**Task statement:**
Reproduce all of the entries below word for word, leaving out the pictures.

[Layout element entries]
↓↓↓

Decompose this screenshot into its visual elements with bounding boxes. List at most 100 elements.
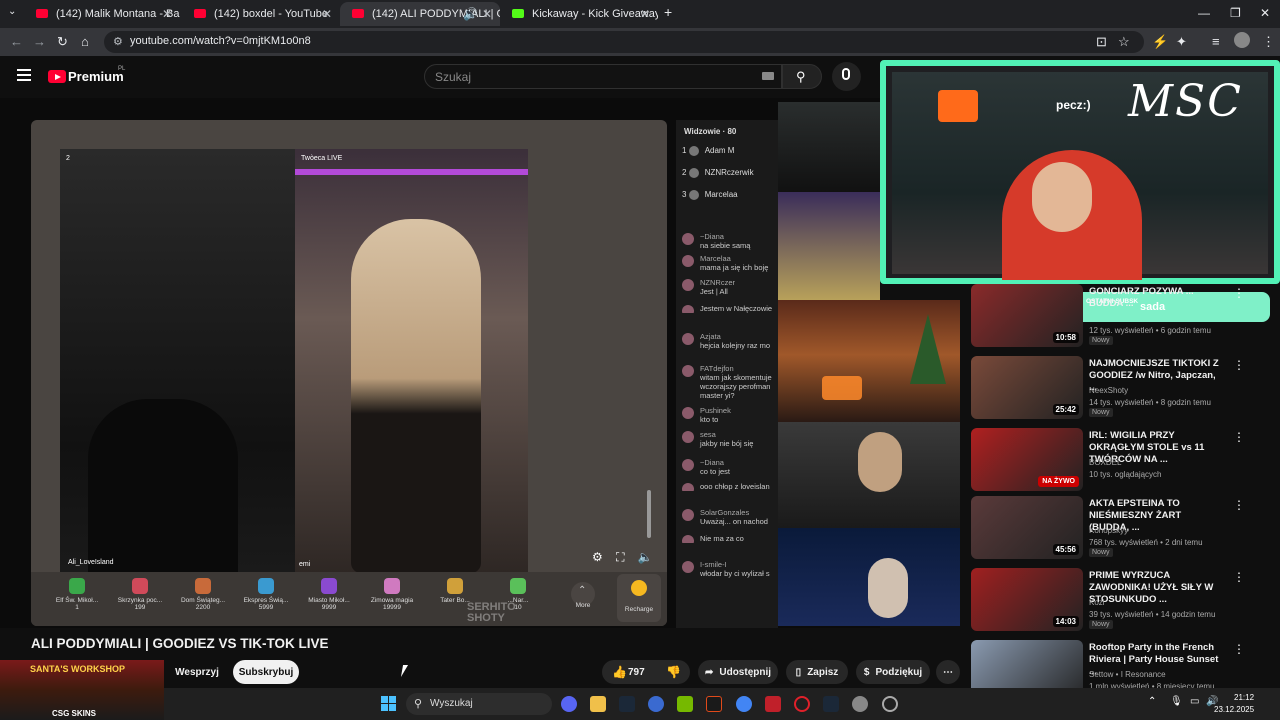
opera-icon[interactable] [794, 696, 810, 712]
chat-author[interactable]: Pushinek [700, 406, 778, 415]
top-viewer-3[interactable]: 3 Marcelaa [682, 190, 738, 200]
bookmark-star-icon[interactable]: ☆ [1118, 34, 1130, 50]
fullscreen-icon[interactable]: ⛶ [616, 550, 624, 564]
forward-icon[interactable]: → [33, 34, 46, 49]
chat-author[interactable]: FATdejfon [700, 364, 778, 373]
steam-icon[interactable] [619, 696, 635, 712]
search-button[interactable]: ⚲ [782, 64, 822, 89]
gift-item[interactable]: Skrzynka poc... 199 [110, 578, 170, 611]
chat-author[interactable]: ~Diana [700, 232, 778, 241]
reload-icon[interactable]: ↻ [57, 34, 68, 50]
chat-author[interactable]: ~Diana [700, 458, 778, 467]
settings-gear-icon[interactable]: ⚙ [592, 550, 603, 564]
search-input[interactable]: Szukaj [424, 64, 782, 89]
chat-author[interactable]: SolarGonzales [700, 508, 778, 517]
video-thumbnail[interactable]: 10:58 [971, 284, 1083, 347]
recharge-button[interactable]: Recharge [617, 574, 661, 622]
top-viewer-2[interactable]: 2 NZNRczerwik [682, 168, 754, 178]
like-count[interactable]: 797 [628, 667, 645, 678]
video-thumbnail[interactable]: NA ŻYWO [971, 428, 1083, 491]
recommended-video[interactable]: 10:58 GONCIARZ POZYWA ... BUDDA ... 12 tys… [971, 284, 1271, 348]
home-icon[interactable]: ⌂ [81, 34, 89, 49]
file-explorer-icon[interactable] [590, 696, 606, 712]
recommended-video[interactable]: 25:42 NAJMOCNIEJSZE TIKTOKI Z GOODIEZ /w … [971, 356, 1271, 420]
more-options-icon[interactable]: ⋮ [1233, 430, 1245, 444]
keyboard-icon[interactable] [762, 72, 774, 80]
more-options-icon[interactable]: ⋮ [1233, 286, 1245, 300]
recommended-video[interactable]: NA ŻYWO IRL: WIGILIA PRZY OKRĄGŁYM STOLE … [971, 428, 1271, 492]
youtube-logo-icon[interactable] [48, 70, 66, 83]
install-app-icon[interactable]: ⊡ [1096, 34, 1107, 50]
gift-more-label[interactable]: More [553, 602, 613, 609]
tab-ali-poddymiali[interactable]: (142) ALI PODDYMIALI | GO 🔊 ✕ [340, 2, 500, 26]
site-info-icon[interactable]: ⚙ [113, 35, 123, 48]
tab-search-icon[interactable]: ⌄ [8, 6, 16, 17]
video-title[interactable]: GONCIARZ POZYWA ... BUDDA ... [1089, 286, 1223, 310]
video-thumbnail[interactable]: 14:03 [971, 568, 1083, 631]
extension-icon[interactable]: ⚡ [1152, 34, 1168, 50]
channel-name[interactable]: Konopskyy [1089, 526, 1128, 535]
tray-chevron-icon[interactable]: ⌃ [1148, 696, 1156, 707]
close-tab-icon[interactable]: ✕ [322, 7, 332, 21]
settings-icon[interactable] [852, 696, 868, 712]
app-icon[interactable] [706, 696, 722, 712]
app-icon[interactable] [648, 696, 664, 712]
volume-slider[interactable] [647, 490, 651, 538]
more-options-icon[interactable]: ⋮ [1233, 358, 1245, 372]
video-thumbnail[interactable]: 45:56 [971, 496, 1083, 559]
close-tab-icon[interactable]: ✕ [640, 7, 650, 21]
dislike-icon[interactable]: 👎 [666, 665, 681, 679]
voice-search-button[interactable] [832, 62, 861, 91]
tab-kickaway[interactable]: Kickaway - Kick Giveaway Tool ✕ [500, 2, 658, 26]
tab-boxdel[interactable]: (142) boxdel - YouTube ✕ [182, 2, 340, 26]
maximize-icon[interactable]: ❐ [1230, 6, 1241, 20]
tab-malik-montana[interactable]: (142) Malik Montana - Baciata ( ✕ [24, 2, 180, 26]
chat-author[interactable]: Marcelaa [700, 254, 778, 263]
save-button[interactable]: ▯ Zapisz [786, 660, 848, 684]
top-viewer-1[interactable]: 1 Adam M [682, 146, 734, 156]
address-bar[interactable]: ⚙ youtube.com/watch?v=0mjtKM1o0n8 [104, 31, 1144, 53]
more-options-icon[interactable]: ⋮ [1233, 570, 1245, 584]
app-icon[interactable] [765, 696, 781, 712]
more-options-icon[interactable]: ⋮ [1233, 498, 1245, 512]
gift-item[interactable]: Miasto Mikoł... 9999 [299, 578, 359, 611]
close-tab-icon[interactable]: ✕ [162, 7, 172, 21]
more-options-icon[interactable]: ⋮ [1233, 642, 1245, 656]
gift-item[interactable]: Dom Świąteg... 2200 [173, 578, 233, 611]
back-icon[interactable]: ← [10, 34, 23, 49]
profile-avatar[interactable] [1234, 32, 1250, 48]
browser-menu-icon[interactable]: ⋮ [1262, 34, 1275, 50]
close-tab-icon[interactable]: ✕ [482, 7, 492, 21]
steam-icon[interactable] [823, 696, 839, 712]
volume-icon[interactable]: 🔈 [638, 550, 653, 564]
video-thumbnail[interactable]: 25:42 [971, 356, 1083, 419]
extensions-puzzle-icon[interactable]: ✦ [1176, 34, 1187, 50]
like-icon[interactable]: 👍 [612, 665, 627, 679]
channel-name[interactable]: Kozi [1089, 598, 1105, 607]
thanks-button[interactable]: $ Podziękuj [856, 660, 930, 684]
app-icon[interactable] [882, 696, 898, 712]
audio-playing-icon[interactable]: 🔊 [463, 7, 478, 21]
monitor-tray-icon[interactable]: ▭ [1190, 696, 1199, 707]
chat-author[interactable]: sesa [700, 430, 778, 439]
channel-name[interactable]: Settow • I Resonance [1089, 670, 1166, 679]
discord-icon[interactable] [561, 696, 577, 712]
recommended-video[interactable]: 14:03 PRIME WYRZUCA ZAWODNIKA! UŻYŁ SIŁY … [971, 568, 1271, 632]
windows-start-icon[interactable] [381, 696, 397, 712]
gift-item[interactable]: Elf Św. Mikoł... 1 [47, 578, 107, 611]
chat-author[interactable]: NZNRczer [700, 278, 778, 287]
microphone-tray-icon[interactable]: 🎙 [1170, 696, 1183, 707]
taskbar-clock[interactable]: 21:12 23.12.2025 [1214, 692, 1254, 716]
close-window-icon[interactable]: ✕ [1260, 6, 1270, 20]
gift-item[interactable]: Ekspres Świą... 5999 [236, 578, 296, 611]
media-controls-icon[interactable]: ≡ [1212, 34, 1220, 49]
minimize-icon[interactable]: — [1198, 6, 1210, 20]
chrome-icon[interactable] [736, 696, 752, 712]
subscribe-button[interactable]: Subskrybuj [233, 660, 299, 684]
new-tab-icon[interactable]: + [664, 4, 672, 20]
csgo-skins-ad[interactable]: SANTA'S WORKSHOP CSG SKINS [0, 660, 164, 720]
hamburger-menu-icon[interactable] [17, 69, 31, 81]
support-button[interactable]: Wesprzyj [166, 660, 228, 684]
recommended-video[interactable]: 45:56 AKTA EPSTEINA TO NIEŚMIESZNY ŻART (… [971, 496, 1271, 560]
channel-name[interactable]: BOXDEL [1089, 458, 1121, 467]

↑↑↑

**Reply to the exercise:**
Decompose this screenshot into its visual elements with bounding boxes. List at most 100 elements.
opera-icon[interactable] [794, 696, 810, 712]
chat-author[interactable]: Pushinek [700, 406, 778, 415]
top-viewer-3[interactable]: 3 Marcelaa [682, 190, 738, 200]
bookmark-star-icon[interactable]: ☆ [1118, 34, 1130, 50]
fullscreen-icon[interactable]: ⛶ [616, 550, 624, 564]
forward-icon[interactable]: → [33, 34, 46, 49]
chat-author[interactable]: FATdejfon [700, 364, 778, 373]
steam-icon[interactable] [619, 696, 635, 712]
search-button[interactable]: ⚲ [782, 64, 822, 89]
gift-item[interactable]: Skrzynka poc... 199 [110, 578, 170, 611]
chat-author[interactable]: ~Diana [700, 232, 778, 241]
reload-icon[interactable]: ↻ [57, 34, 68, 50]
chat-author[interactable]: ~Diana [700, 458, 778, 467]
settings-gear-icon[interactable]: ⚙ [592, 550, 603, 564]
search-input[interactable]: Szukaj [424, 64, 782, 89]
chat-author[interactable]: SolarGonzales [700, 508, 778, 517]
video-thumbnail[interactable]: 10:58 [971, 284, 1083, 347]
recharge-button[interactable]: Recharge [617, 574, 661, 622]
top-viewer-2[interactable]: 2 NZNRczerwik [682, 168, 754, 178]
like-count[interactable]: 797 [628, 667, 645, 678]
video-thumbnail[interactable]: NA ŻYWO [971, 428, 1083, 491]
recommended-video[interactable]: 10:58 GONCIARZ POZYWA ... BUDDA ... 12 tys… [971, 284, 1271, 348]
home-icon[interactable]: ⌂ [81, 34, 89, 49]
file-explorer-icon[interactable] [590, 696, 606, 712]
recommended-video[interactable]: 25:42 NAJMOCNIEJSZE TIKTOKI Z GOODIEZ /w … [971, 356, 1271, 420]
more-options-icon[interactable]: ⋮ [1233, 430, 1245, 444]
keyboard-icon[interactable] [762, 72, 774, 80]
more-options-icon[interactable]: ⋮ [1233, 286, 1245, 300]
recommended-video[interactable]: NA ŻYWO IRL: WIGILIA PRZY OKRĄGŁYM STOLE … [971, 428, 1271, 492]
youtube-logo-icon[interactable] [48, 70, 66, 83]
install-app-icon[interactable]: ⊡ [1096, 34, 1107, 50]
gift-more-label[interactable]: More [553, 602, 613, 609]
tab-ali-poddymiali[interactable]: (142) ALI PODDYMIALI | GO 🔊 ✕ [340, 2, 500, 26]
site-info-icon[interactable]: ⚙ [113, 35, 123, 48]
tab-search-icon[interactable]: ⌄ [8, 6, 16, 17]
video-title[interactable]: GONCIARZ POZYWA ... BUDDA ... [1089, 286, 1223, 310]
video-thumbnail[interactable]: 14:03 [971, 568, 1083, 631]
extension-icon[interactable]: ⚡ [1152, 34, 1168, 50]
channel-name[interactable]: Konopskyy [1089, 526, 1128, 535]
tray-chevron-icon[interactable]: ⌃ [1148, 696, 1156, 707]
close-tab-icon[interactable]: ✕ [322, 7, 332, 21]
settings-icon[interactable] [852, 696, 868, 712]
app-icon[interactable] [706, 696, 722, 712]
app-icon[interactable] [648, 696, 664, 712]
volume-slider[interactable] [647, 490, 651, 538]
more-options-icon[interactable]: ⋮ [1233, 358, 1245, 372]
video-thumbnail[interactable]: 45:56 [971, 496, 1083, 559]
close-tab-icon[interactable]: ✕ [640, 7, 650, 21]
dislike-icon[interactable]: 👎 [666, 665, 681, 679]
voice-search-button[interactable] [832, 62, 861, 91]
tab-kickaway[interactable]: Kickaway - Kick Giveaway Tool ✕ [500, 2, 658, 26]
tab-boxdel[interactable]: (142) boxdel - YouTube ✕ [182, 2, 340, 26]
maximize-icon[interactable]: ❐ [1230, 6, 1241, 20]
tab-malik-montana[interactable]: (142) Malik Montana - Baciata ( ✕ [24, 2, 180, 26]
chat-author[interactable]: Marcelaa [700, 254, 778, 263]
save-button[interactable]: ▯ Zapisz [786, 660, 848, 684]
top-viewer-1[interactable]: 1 Adam M [682, 146, 734, 156]
address-bar[interactable]: ⚙ youtube.com/watch?v=0mjtKM1o0n8 [104, 31, 1144, 53]
more-options-icon[interactable]: ⋮ [1233, 570, 1245, 584]
app-icon[interactable] [765, 696, 781, 712]
more-options-icon[interactable]: ⋮ [1233, 498, 1245, 512]
gift-item[interactable]: Miasto Mikoł... 9999 [299, 578, 359, 611]
close-tab-icon[interactable]: ✕ [162, 7, 172, 21]
more-options-icon[interactable]: ⋮ [1233, 642, 1245, 656]
gift-item[interactable]: Dom Świąteg... 2200 [173, 578, 233, 611]
back-icon[interactable]: ← [10, 34, 23, 49]
profile-avatar[interactable] [1234, 32, 1250, 48]
browser-menu-icon[interactable]: ⋮ [1262, 34, 1275, 50]
close-tab-icon[interactable]: ✕ [482, 7, 492, 21]
steam-icon[interactable] [823, 696, 839, 712]
volume-icon[interactable]: 🔈 [638, 550, 653, 564]
video-thumbnail[interactable]: 25:42 [971, 356, 1083, 419]
extensions-puzzle-icon[interactable]: ✦ [1176, 34, 1187, 50]
like-icon[interactable]: 👍 [612, 665, 627, 679]
channel-name[interactable]: Kozi [1089, 598, 1105, 607]
thanks-button[interactable]: $ Podziękuj [856, 660, 930, 684]
app-icon[interactable] [882, 696, 898, 712]
audio-playing-icon[interactable]: 🔊 [463, 7, 478, 21]
monitor-tray-icon[interactable]: ▭ [1190, 696, 1199, 707]
chat-author[interactable]: sesa [700, 430, 778, 439]
channel-name[interactable]: Settow • I Resonance [1089, 670, 1166, 679]
discord-icon[interactable] [561, 696, 577, 712]
recommended-video[interactable]: 14:03 PRIME WYRZUCA ZAWODNIKA! UŻYŁ SIŁY … [971, 568, 1271, 632]
windows-start-icon[interactable] [381, 696, 397, 712]
gift-item[interactable]: Elf Św. Mikoł... 1 [47, 578, 107, 611]
chat-author[interactable]: NZNRczer [700, 278, 778, 287]
microphone-tray-icon[interactable]: 🎙 [1170, 696, 1183, 707]
taskbar-clock[interactable]: 21:12 23.12.2025 [1214, 692, 1254, 716]
close-window-icon[interactable]: ✕ [1260, 6, 1270, 20]
gift-item[interactable]: Ekspres Świą... 5999 [236, 578, 296, 611]
media-controls-icon[interactable]: ≡ [1212, 34, 1220, 49]
minimize-icon[interactable]: — [1198, 6, 1210, 20]
chrome-icon[interactable] [736, 696, 752, 712]
subscribe-button[interactable]: Subskrybuj [233, 660, 299, 684]
new-tab-icon[interactable]: + [664, 4, 672, 20]
csgo-skins-ad[interactable]: SANTA'S WORKSHOP CSG SKINS [0, 660, 164, 720]
hamburger-menu-icon[interactable] [17, 69, 31, 81]
support-button[interactable]: Wesprzyj [166, 660, 228, 684]
recommended-video[interactable]: 45:56 AKTA EPSTEINA TO NIEŚMIESZNY ŻART (… [971, 496, 1271, 560]
channel-name[interactable]: BOXDEL [1089, 458, 1121, 467]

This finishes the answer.